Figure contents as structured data
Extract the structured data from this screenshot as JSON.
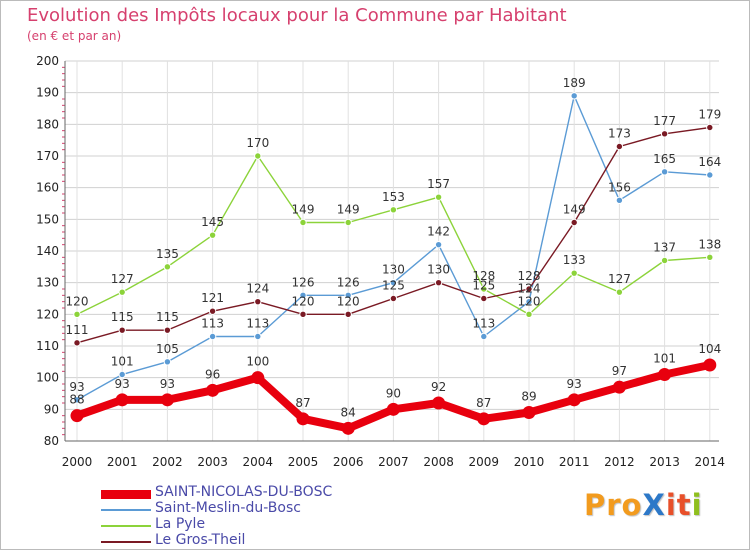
{
  "header": {
    "title": "Evolution des Impôts locaux pour la Commune par Habitant",
    "subtitle": "(en € et par an)"
  },
  "logo": {
    "text": "ProXiti",
    "parts": [
      "Pro",
      "X",
      "it",
      "i"
    ]
  },
  "chart_data": {
    "type": "line",
    "title": "Evolution des Impôts locaux pour la Commune par Habitant",
    "subtitle": "(en € et par an)",
    "xlabel": "",
    "ylabel": "",
    "categories": [
      "2000",
      "2001",
      "2002",
      "2003",
      "2004",
      "2005",
      "2006",
      "2007",
      "2008",
      "2009",
      "2010",
      "2011",
      "2012",
      "2013",
      "2014"
    ],
    "ylim": [
      80,
      200
    ],
    "yticks": [
      80,
      90,
      100,
      110,
      120,
      130,
      140,
      150,
      160,
      170,
      180,
      190,
      200
    ],
    "grid": true,
    "legend_position": "bottom-left",
    "series": [
      {
        "name": "SAINT-NICOLAS-DU-BOSC",
        "color": "#e8000e",
        "emphasis": "thick",
        "values": [
          88,
          93,
          93,
          96,
          100,
          87,
          84,
          90,
          92,
          87,
          89,
          93,
          97,
          101,
          104
        ]
      },
      {
        "name": "Saint-Meslin-du-Bosc",
        "color": "#5b9bd5",
        "emphasis": "normal",
        "values": [
          93,
          101,
          105,
          113,
          113,
          126,
          126,
          130,
          142,
          113,
          124,
          189,
          156,
          165,
          164
        ]
      },
      {
        "name": "La Pyle",
        "color": "#8cd33a",
        "emphasis": "normal",
        "values": [
          120,
          127,
          135,
          145,
          170,
          149,
          149,
          153,
          157,
          128,
          120,
          133,
          127,
          137,
          138
        ]
      },
      {
        "name": "Le Gros-Theil",
        "color": "#7a1a24",
        "emphasis": "normal",
        "values": [
          111,
          115,
          115,
          121,
          124,
          120,
          120,
          125,
          130,
          125,
          128,
          149,
          173,
          177,
          179
        ]
      }
    ]
  }
}
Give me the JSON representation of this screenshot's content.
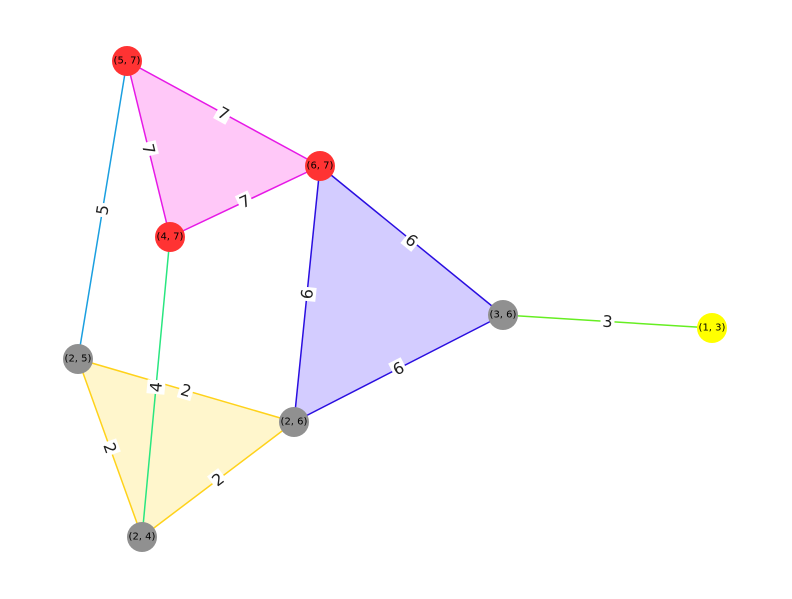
{
  "graph": {
    "nodes": [
      {
        "id": "n57",
        "label": "(5, 7)",
        "color": "#ff3333"
      },
      {
        "id": "n67",
        "label": "(6, 7)",
        "color": "#ff3333"
      },
      {
        "id": "n47",
        "label": "(4, 7)",
        "color": "#ff3333"
      },
      {
        "id": "n36",
        "label": "(3, 6)",
        "color": "#909090"
      },
      {
        "id": "n13",
        "label": "(1, 3)",
        "color": "#ffff00"
      },
      {
        "id": "n25",
        "label": "(2, 5)",
        "color": "#909090"
      },
      {
        "id": "n26",
        "label": "(2, 6)",
        "color": "#909090"
      },
      {
        "id": "n24",
        "label": "(2, 4)",
        "color": "#909090"
      }
    ],
    "triangles": [
      {
        "nodes": [
          "n57",
          "n67",
          "n47"
        ],
        "fill": "#ffc8f8"
      },
      {
        "nodes": [
          "n67",
          "n36",
          "n26"
        ],
        "fill": "#d3ccff"
      },
      {
        "nodes": [
          "n25",
          "n26",
          "n24"
        ],
        "fill": "#fff6cc"
      }
    ],
    "edges": [
      {
        "source": "n57",
        "target": "n67",
        "weight": "7",
        "color": "#e619e6"
      },
      {
        "source": "n57",
        "target": "n47",
        "weight": "7",
        "color": "#e619e6"
      },
      {
        "source": "n47",
        "target": "n67",
        "weight": "7",
        "color": "#e619e6"
      },
      {
        "source": "n57",
        "target": "n25",
        "weight": "5",
        "color": "#1a9fe0"
      },
      {
        "source": "n47",
        "target": "n24",
        "weight": "4",
        "color": "#29e680"
      },
      {
        "source": "n67",
        "target": "n36",
        "weight": "6",
        "color": "#2a0ee0"
      },
      {
        "source": "n67",
        "target": "n26",
        "weight": "6",
        "color": "#2a0ee0"
      },
      {
        "source": "n36",
        "target": "n26",
        "weight": "6",
        "color": "#2a0ee0"
      },
      {
        "source": "n36",
        "target": "n13",
        "weight": "3",
        "color": "#66ee22"
      },
      {
        "source": "n25",
        "target": "n26",
        "weight": "2",
        "color": "#ffd21a"
      },
      {
        "source": "n25",
        "target": "n24",
        "weight": "2",
        "color": "#ffd21a"
      },
      {
        "source": "n26",
        "target": "n24",
        "weight": "2",
        "color": "#ffd21a"
      }
    ]
  }
}
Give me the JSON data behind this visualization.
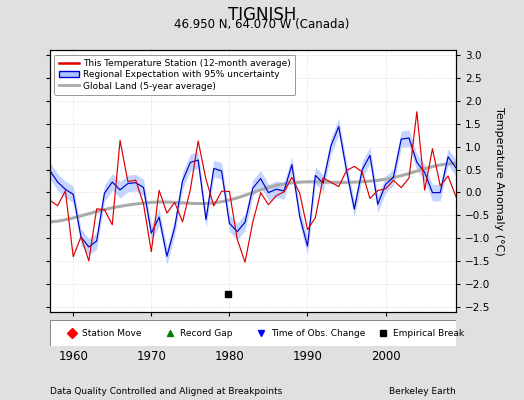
{
  "title": "TIGNISH",
  "subtitle": "46.950 N, 64.070 W (Canada)",
  "xlabel_left": "Data Quality Controlled and Aligned at Breakpoints",
  "xlabel_right": "Berkeley Earth",
  "ylabel": "Temperature Anomaly (°C)",
  "xlim": [
    1957,
    2009
  ],
  "ylim": [
    -2.6,
    3.1
  ],
  "yticks": [
    -2.5,
    -2,
    -1.5,
    -1,
    -0.5,
    0,
    0.5,
    1,
    1.5,
    2,
    2.5,
    3
  ],
  "xticks": [
    1960,
    1970,
    1980,
    1990,
    2000
  ],
  "bg_color": "#e0e0e0",
  "plot_bg_color": "#ffffff",
  "grid_color": "#cccccc",
  "station_color": "#dd0000",
  "regional_color": "#0000cc",
  "regional_band_color": "#aac4ff",
  "global_color": "#aaaaaa",
  "empirical_break_x": 1979.8,
  "empirical_break_y": -2.2,
  "seed": 12
}
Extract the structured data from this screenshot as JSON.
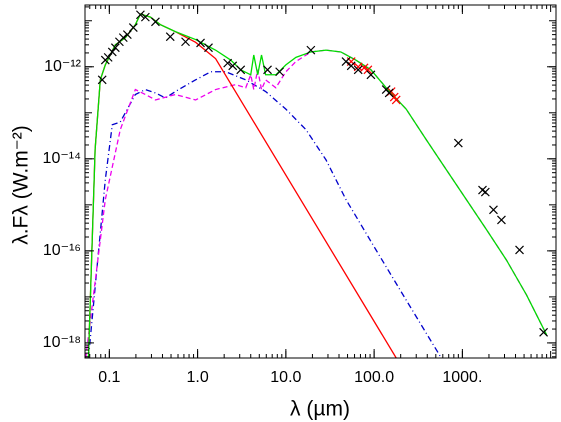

TASK REQUIREMENTS |
List every line above that contains the word "JSON".

OUTPUT |
Extract the structured data from this screenshot as JSON.
Give me the JSON representation of this screenshot's content.
Give me the JSON data behind this visualization.
Extract the structured data from this screenshot as JSON.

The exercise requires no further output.